Every line containing the word "muutokset" needs to be found and copied.

━━━━━ Working data ━━━━━

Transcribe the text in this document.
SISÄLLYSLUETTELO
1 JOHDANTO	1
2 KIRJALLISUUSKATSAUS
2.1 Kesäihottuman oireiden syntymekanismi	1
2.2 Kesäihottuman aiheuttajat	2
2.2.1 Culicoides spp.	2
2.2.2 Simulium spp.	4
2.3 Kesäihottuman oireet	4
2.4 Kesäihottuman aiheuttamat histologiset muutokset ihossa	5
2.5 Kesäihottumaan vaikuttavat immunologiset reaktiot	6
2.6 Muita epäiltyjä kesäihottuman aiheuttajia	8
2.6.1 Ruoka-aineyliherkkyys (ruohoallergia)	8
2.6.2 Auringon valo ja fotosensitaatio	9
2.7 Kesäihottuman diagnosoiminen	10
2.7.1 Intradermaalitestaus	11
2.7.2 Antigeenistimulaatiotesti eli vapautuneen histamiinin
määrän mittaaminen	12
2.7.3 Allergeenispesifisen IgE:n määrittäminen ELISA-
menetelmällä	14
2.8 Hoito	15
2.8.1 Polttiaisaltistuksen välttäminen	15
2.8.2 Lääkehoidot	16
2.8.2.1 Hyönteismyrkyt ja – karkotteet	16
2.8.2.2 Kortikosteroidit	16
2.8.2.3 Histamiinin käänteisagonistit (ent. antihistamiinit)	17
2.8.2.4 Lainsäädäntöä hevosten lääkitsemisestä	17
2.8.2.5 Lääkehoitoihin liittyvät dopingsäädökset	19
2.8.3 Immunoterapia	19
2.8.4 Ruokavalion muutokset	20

━━━━━

### The output
2.4 Kesäihottuman aiheuttamat histologiset muutokset ihossa	5
2.8.4 Ruokavalion muutokset	20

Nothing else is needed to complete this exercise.